• EXERCISE PROMPT: Write out the entries verbatim and leave the images out of the copy.

• DATA IN THIS EXERCISE:
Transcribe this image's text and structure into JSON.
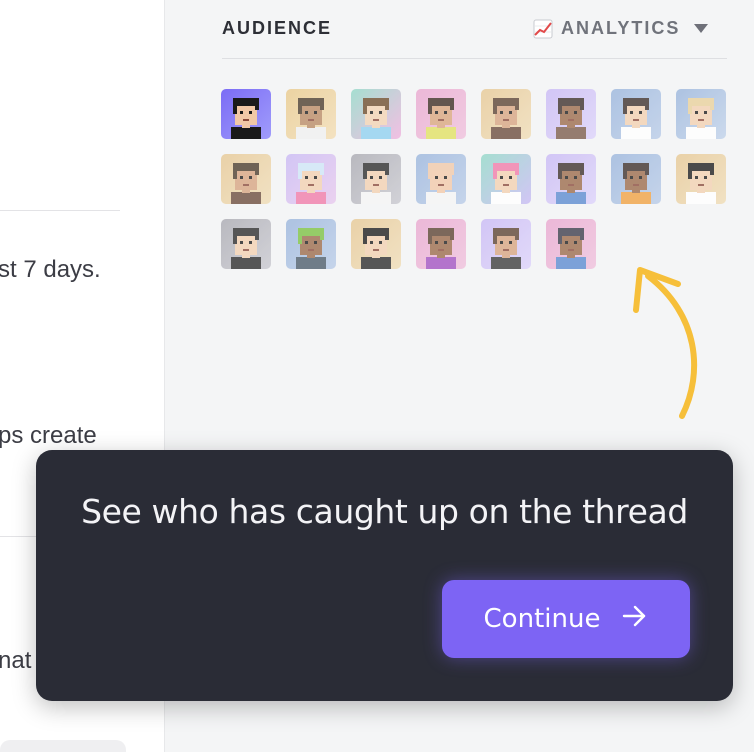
{
  "left_pane": {
    "snippets": [
      "st 7 days.",
      "ps create",
      "nat"
    ]
  },
  "audience": {
    "title": "AUDIENCE",
    "analytics_label": "ANALYTICS",
    "analytics_icon": "chart-increasing-icon",
    "caret_icon": "caret-down-icon",
    "avatars": [
      {
        "bg": [
          "#7b6cf5",
          "#a09cfb"
        ],
        "hair": "#1a1a1a",
        "skin": "#f1c8a6",
        "shirt": "#1a1a1a",
        "seen": true
      },
      {
        "bg": [
          "#e9c98a",
          "#f3ddb3"
        ],
        "hair": "#4a3a2a",
        "skin": "#b98a63",
        "shirt": "#f0f0f0",
        "seen": false
      },
      {
        "bg": [
          "#8fd8c6",
          "#f1b0de"
        ],
        "hair": "#6b4a2a",
        "skin": "#f2d3b3",
        "shirt": "#8fd0f0",
        "seen": false
      },
      {
        "bg": [
          "#e9a6cf",
          "#f0c0dc"
        ],
        "hair": "#3a2a20",
        "skin": "#d9a57d",
        "shirt": "#e0e060",
        "seen": false
      },
      {
        "bg": [
          "#e6c792",
          "#f0dcb5"
        ],
        "hair": "#5a4030",
        "skin": "#d7a37f",
        "shirt": "#6a4a3a",
        "seen": false
      },
      {
        "bg": [
          "#c8b8f5",
          "#dcd2fb"
        ],
        "hair": "#3a2e2a",
        "skin": "#9a6a4a",
        "shirt": "#7a5a4a",
        "seen": false
      },
      {
        "bg": [
          "#98b4dc",
          "#b8cbe8"
        ],
        "hair": "#3a2e2a",
        "skin": "#f2d0b0",
        "shirt": "#ffffff",
        "seen": false
      },
      {
        "bg": [
          "#98b4dc",
          "#c0d2ea"
        ],
        "hair": "#e8d09a",
        "skin": "#f2d0b0",
        "shirt": "#ffffff",
        "seen": false
      },
      {
        "bg": [
          "#e6c792",
          "#f0dcb5"
        ],
        "hair": "#4a3a2a",
        "skin": "#d7a37f",
        "shirt": "#6a4a3a",
        "seen": false
      },
      {
        "bg": [
          "#c8b8f5",
          "#e8c8ee"
        ],
        "hair": "#cfe6f8",
        "skin": "#f2d0b0",
        "shirt": "#f07aa8",
        "seen": false
      },
      {
        "bg": [
          "#a8a8b0",
          "#c8c8cf"
        ],
        "hair": "#2a2a2a",
        "skin": "#f2d0b0",
        "shirt": "#f5f5f5",
        "seen": false
      },
      {
        "bg": [
          "#98b4dc",
          "#b8cbe8"
        ],
        "hair": "#f0c8a8",
        "skin": "#f2c8a8",
        "shirt": "#f5f5f5",
        "seen": false
      },
      {
        "bg": [
          "#8fd8c6",
          "#c8b8f5"
        ],
        "hair": "#f07aa8",
        "skin": "#f2d0b0",
        "shirt": "#ffffff",
        "seen": false
      },
      {
        "bg": [
          "#c8b8f5",
          "#dcd2fb"
        ],
        "hair": "#3a2e2a",
        "skin": "#9a6a4a",
        "shirt": "#5a8ad0",
        "seen": false
      },
      {
        "bg": [
          "#98b4dc",
          "#b8cbe8"
        ],
        "hair": "#3a2e2a",
        "skin": "#9a6a4a",
        "shirt": "#f0a040",
        "seen": false
      },
      {
        "bg": [
          "#e6c792",
          "#f0dcb5"
        ],
        "hair": "#1a1a1a",
        "skin": "#f2d0b0",
        "shirt": "#ffffff",
        "seen": false
      },
      {
        "bg": [
          "#a8a8b0",
          "#c8c8cf"
        ],
        "hair": "#2a2a2a",
        "skin": "#f2d0b0",
        "shirt": "#2a2a2a",
        "seen": false
      },
      {
        "bg": [
          "#98b4dc",
          "#b8cbe8"
        ],
        "hair": "#7ac040",
        "skin": "#9a6a4a",
        "shirt": "#4a5a6a",
        "seen": false
      },
      {
        "bg": [
          "#e6c792",
          "#f0dcb5"
        ],
        "hair": "#1a1a1a",
        "skin": "#f2d0b0",
        "shirt": "#2a2a2a",
        "seen": false
      },
      {
        "bg": [
          "#e9a6cf",
          "#f0c0dc"
        ],
        "hair": "#5a4030",
        "skin": "#9a6a4a",
        "shirt": "#a050c0",
        "seen": false
      },
      {
        "bg": [
          "#c8b8f5",
          "#dcd2fb"
        ],
        "hair": "#5a4030",
        "skin": "#d7a37f",
        "shirt": "#3a3a3a",
        "seen": false
      },
      {
        "bg": [
          "#e9a6cf",
          "#f0c0dc"
        ],
        "hair": "#3a3a4a",
        "skin": "#9a6a4a",
        "shirt": "#5a8ad0",
        "seen": false
      }
    ]
  },
  "arrow_color": "#f6bf3a",
  "tooltip": {
    "message": "See who has caught up on the thread",
    "button_label": "Continue",
    "button_icon": "arrow-right-icon",
    "button_color": "#7d64f4"
  }
}
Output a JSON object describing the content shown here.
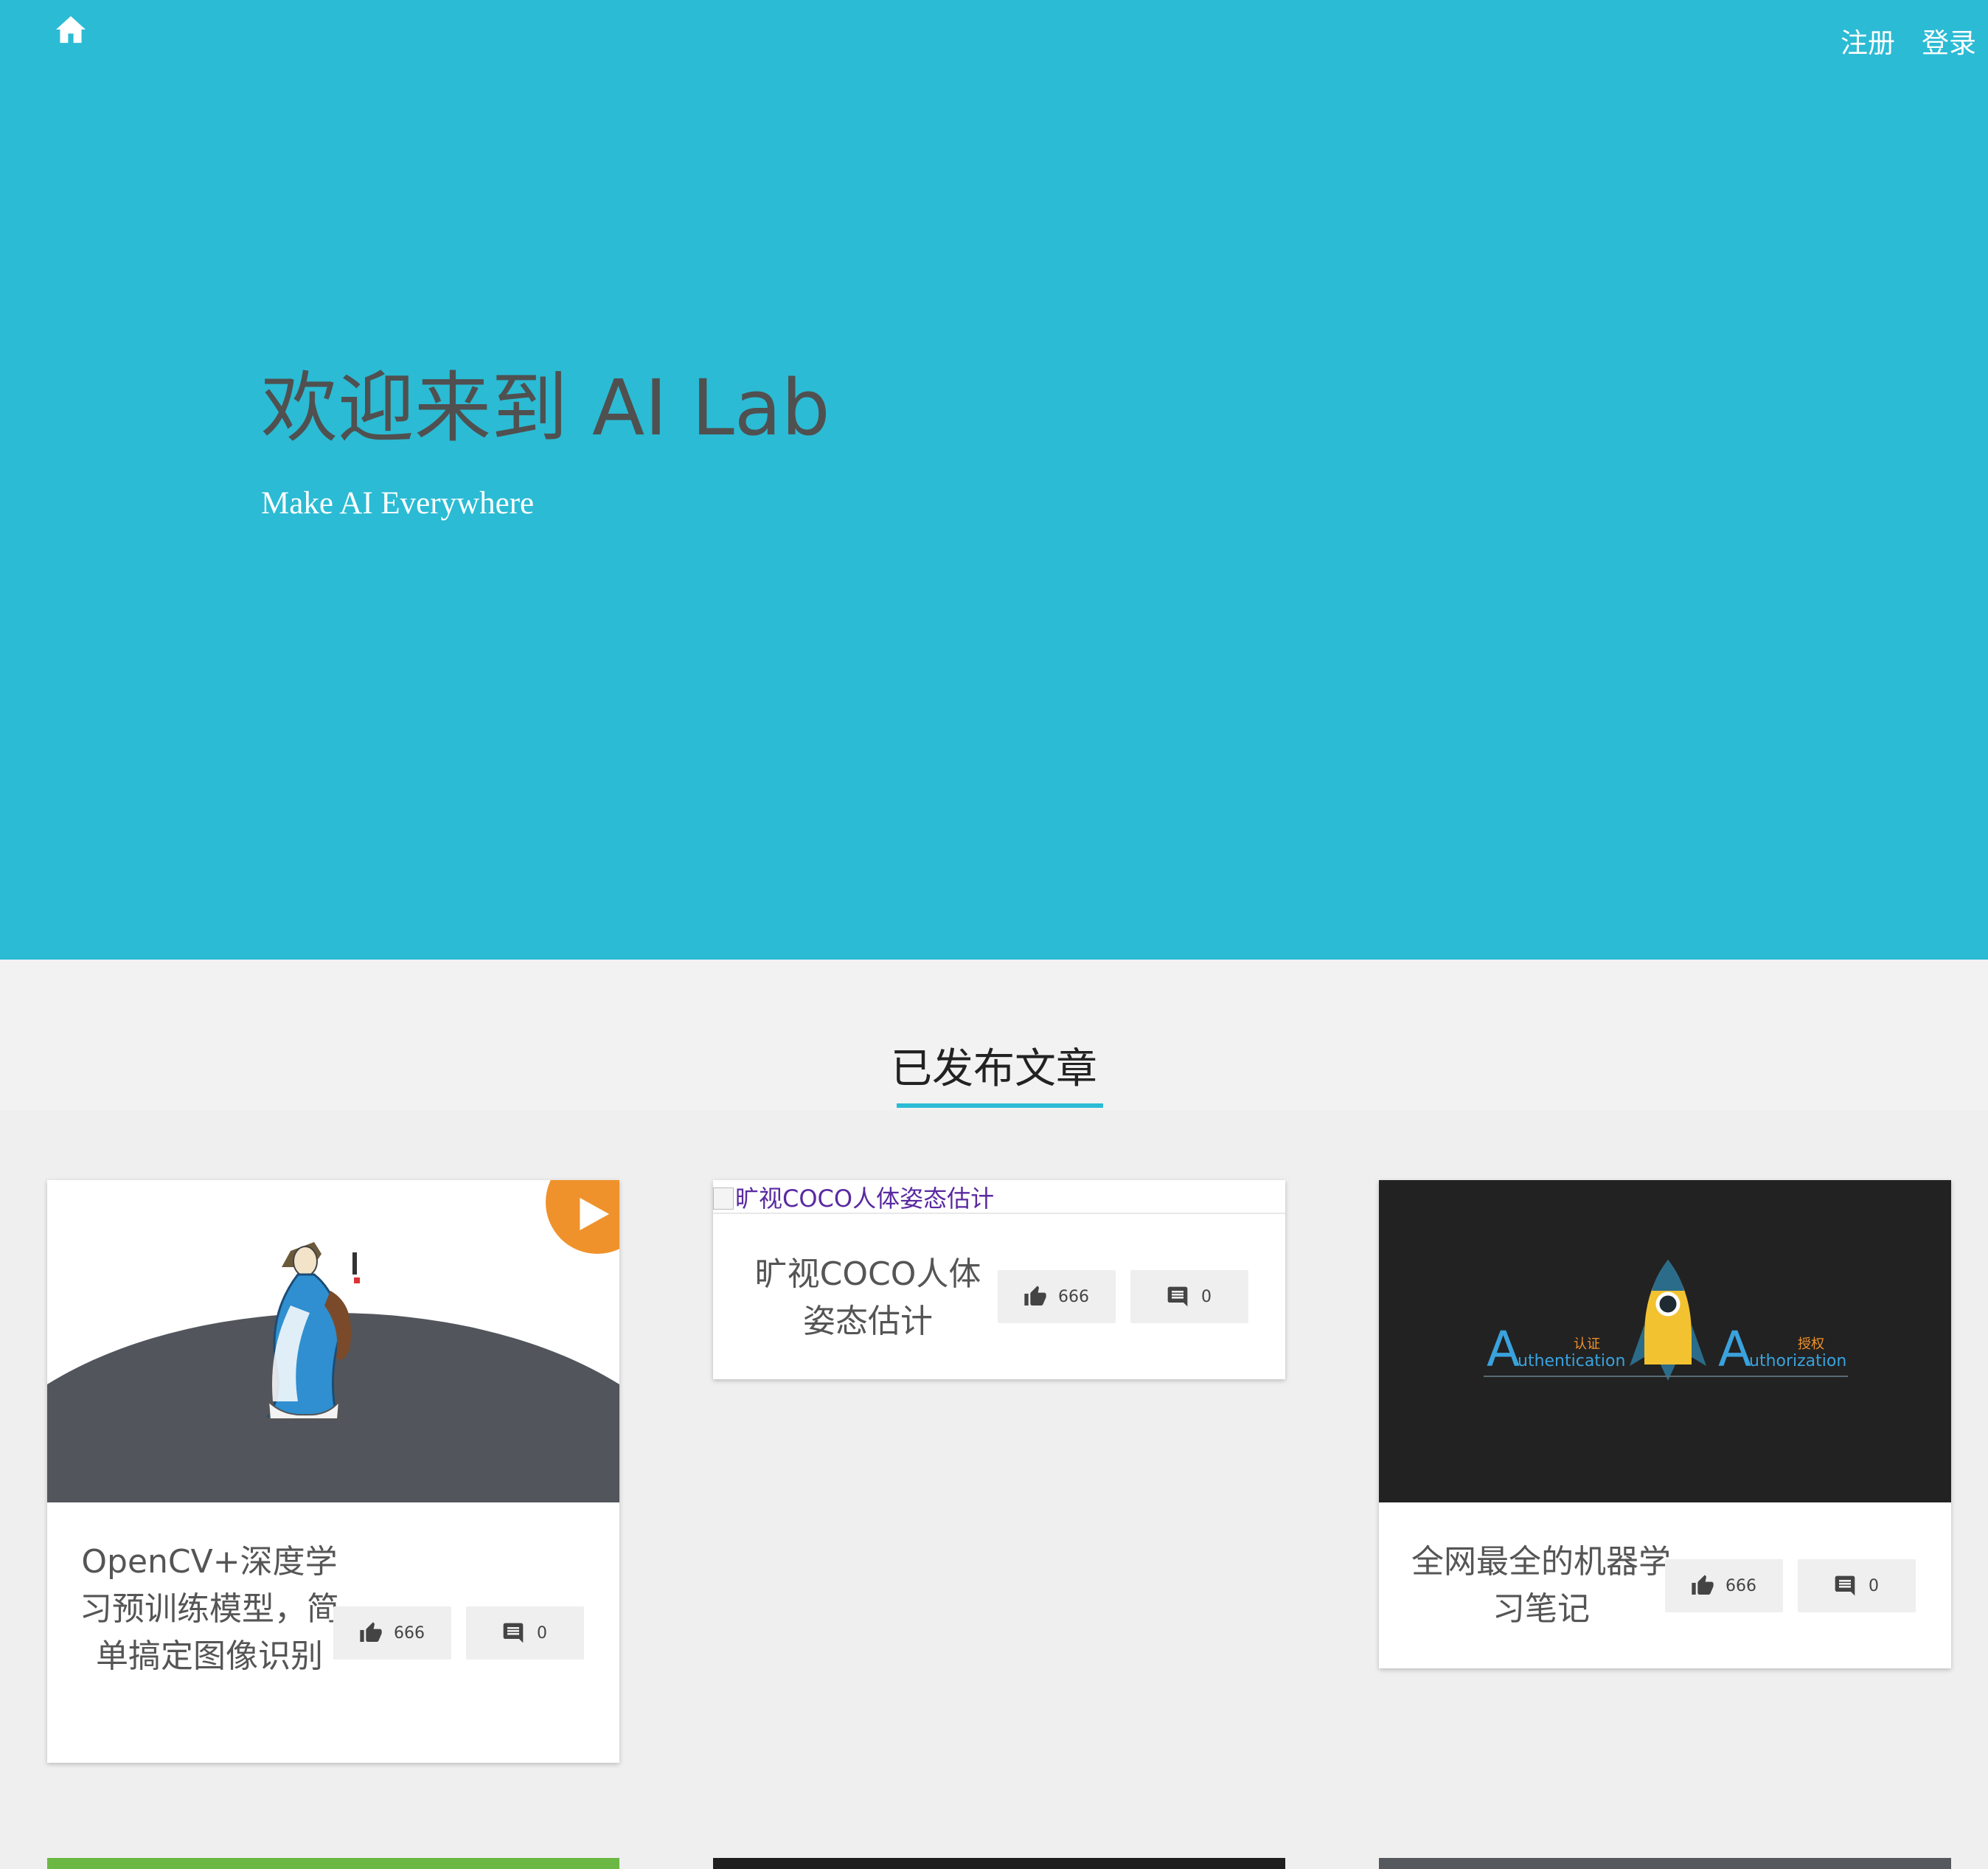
{
  "nav": {
    "home_icon": "home-icon",
    "register": "注册",
    "login": "登录"
  },
  "hero": {
    "title": "欢迎来到 AI Lab",
    "subtitle": "Make AI Everywhere"
  },
  "section": {
    "title": "已发布文章"
  },
  "articles": [
    {
      "title": "OpenCV+深度学习预训练模型，简单搞定图像识别",
      "likes": "666",
      "comments": "0",
      "has_video_badge": true
    },
    {
      "title": "旷视COCO人体姿态估计",
      "image_alt": "旷视COCO人体姿态估计",
      "likes": "666",
      "comments": "0"
    },
    {
      "title": "全网最全的机器学习笔记",
      "likes": "666",
      "comments": "0",
      "image_text": {
        "auth_big": "A",
        "auth_rest": "uthentication",
        "auth_cn": "认证",
        "authz_big": "A",
        "authz_rest": "uthorization",
        "authz_cn": "授权"
      }
    }
  ],
  "colors": {
    "primary": "#2bbbd4",
    "page_bg": "#efefef",
    "title_text": "#505050",
    "badge": "#f0922b"
  }
}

• FULL RESPONSE:
Transcribe this image's text and structure into JSON.
{
  "left_pane": {
    "snippets": [
      "st 7 days.",
      "ps create",
      "nat"
    ]
  },
  "audience": {
    "title": "AUDIENCE",
    "analytics_label": "ANALYTICS",
    "analytics_icon": "chart-increasing-icon",
    "caret_icon": "caret-down-icon",
    "avatars": [
      {
        "bg": [
          "#7b6cf5",
          "#a09cfb"
        ],
        "hair": "#1a1a1a",
        "skin": "#f1c8a6",
        "shirt": "#1a1a1a",
        "seen": true
      },
      {
        "bg": [
          "#e9c98a",
          "#f3ddb3"
        ],
        "hair": "#4a3a2a",
        "skin": "#b98a63",
        "shirt": "#f0f0f0",
        "seen": false
      },
      {
        "bg": [
          "#8fd8c6",
          "#f1b0de"
        ],
        "hair": "#6b4a2a",
        "skin": "#f2d3b3",
        "shirt": "#8fd0f0",
        "seen": false
      },
      {
        "bg": [
          "#e9a6cf",
          "#f0c0dc"
        ],
        "hair": "#3a2a20",
        "skin": "#d9a57d",
        "shirt": "#e0e060",
        "seen": false
      },
      {
        "bg": [
          "#e6c792",
          "#f0dcb5"
        ],
        "hair": "#5a4030",
        "skin": "#d7a37f",
        "shirt": "#6a4a3a",
        "seen": false
      },
      {
        "bg": [
          "#c8b8f5",
          "#dcd2fb"
        ],
        "hair": "#3a2e2a",
        "skin": "#9a6a4a",
        "shirt": "#7a5a4a",
        "seen": false
      },
      {
        "bg": [
          "#98b4dc",
          "#b8cbe8"
        ],
        "hair": "#3a2e2a",
        "skin": "#f2d0b0",
        "shirt": "#ffffff",
        "seen": false
      },
      {
        "bg": [
          "#98b4dc",
          "#c0d2ea"
        ],
        "hair": "#e8d09a",
        "skin": "#f2d0b0",
        "shirt": "#ffffff",
        "seen": false
      },
      {
        "bg": [
          "#e6c792",
          "#f0dcb5"
        ],
        "hair": "#4a3a2a",
        "skin": "#d7a37f",
        "shirt": "#6a4a3a",
        "seen": false
      },
      {
        "bg": [
          "#c8b8f5",
          "#e8c8ee"
        ],
        "hair": "#cfe6f8",
        "skin": "#f2d0b0",
        "shirt": "#f07aa8",
        "seen": false
      },
      {
        "bg": [
          "#a8a8b0",
          "#c8c8cf"
        ],
        "hair": "#2a2a2a",
        "skin": "#f2d0b0",
        "shirt": "#f5f5f5",
        "seen": false
      },
      {
        "bg": [
          "#98b4dc",
          "#b8cbe8"
        ],
        "hair": "#f0c8a8",
        "skin": "#f2c8a8",
        "shirt": "#f5f5f5",
        "seen": false
      },
      {
        "bg": [
          "#8fd8c6",
          "#c8b8f5"
        ],
        "hair": "#f07aa8",
        "skin": "#f2d0b0",
        "shirt": "#ffffff",
        "seen": false
      },
      {
        "bg": [
          "#c8b8f5",
          "#dcd2fb"
        ],
        "hair": "#3a2e2a",
        "skin": "#9a6a4a",
        "shirt": "#5a8ad0",
        "seen": false
      },
      {
        "bg": [
          "#98b4dc",
          "#b8cbe8"
        ],
        "hair": "#3a2e2a",
        "skin": "#9a6a4a",
        "shirt": "#f0a040",
        "seen": false
      },
      {
        "bg": [
          "#e6c792",
          "#f0dcb5"
        ],
        "hair": "#1a1a1a",
        "skin": "#f2d0b0",
        "shirt": "#ffffff",
        "seen": false
      },
      {
        "bg": [
          "#a8a8b0",
          "#c8c8cf"
        ],
        "hair": "#2a2a2a",
        "skin": "#f2d0b0",
        "shirt": "#2a2a2a",
        "seen": false
      },
      {
        "bg": [
          "#98b4dc",
          "#b8cbe8"
        ],
        "hair": "#7ac040",
        "skin": "#9a6a4a",
        "shirt": "#4a5a6a",
        "seen": false
      },
      {
        "bg": [
          "#e6c792",
          "#f0dcb5"
        ],
        "hair": "#1a1a1a",
        "skin": "#f2d0b0",
        "shirt": "#2a2a2a",
        "seen": false
      },
      {
        "bg": [
          "#e9a6cf",
          "#f0c0dc"
        ],
        "hair": "#5a4030",
        "skin": "#9a6a4a",
        "shirt": "#a050c0",
        "seen": false
      },
      {
        "bg": [
          "#c8b8f5",
          "#dcd2fb"
        ],
        "hair": "#5a4030",
        "skin": "#d7a37f",
        "shirt": "#3a3a3a",
        "seen": false
      },
      {
        "bg": [
          "#e9a6cf",
          "#f0c0dc"
        ],
        "hair": "#3a3a4a",
        "skin": "#9a6a4a",
        "shirt": "#5a8ad0",
        "seen": false
      }
    ]
  },
  "arrow_color": "#f6bf3a",
  "tooltip": {
    "message": "See who has caught up on the thread",
    "button_label": "Continue",
    "button_icon": "arrow-right-icon",
    "button_color": "#7d64f4"
  }
}
Output a JSON object describing the content shown here.
{
  "nav": {
    "home_icon": "home-icon",
    "register": "注册",
    "login": "登录"
  },
  "hero": {
    "title": "欢迎来到 AI Lab",
    "subtitle": "Make AI Everywhere"
  },
  "section": {
    "title": "已发布文章"
  },
  "articles": [
    {
      "title": "OpenCV+深度学习预训练模型，简单搞定图像识别",
      "likes": "666",
      "comments": "0",
      "has_video_badge": true
    },
    {
      "title": "旷视COCO人体姿态估计",
      "image_alt": "旷视COCO人体姿态估计",
      "likes": "666",
      "comments": "0"
    },
    {
      "title": "全网最全的机器学习笔记",
      "likes": "666",
      "comments": "0",
      "image_text": {
        "auth_big": "A",
        "auth_rest": "uthentication",
        "auth_cn": "认证",
        "authz_big": "A",
        "authz_rest": "uthorization",
        "authz_cn": "授权"
      }
    }
  ],
  "colors": {
    "primary": "#2bbbd4",
    "page_bg": "#efefef",
    "title_text": "#505050",
    "badge": "#f0922b"
  }
}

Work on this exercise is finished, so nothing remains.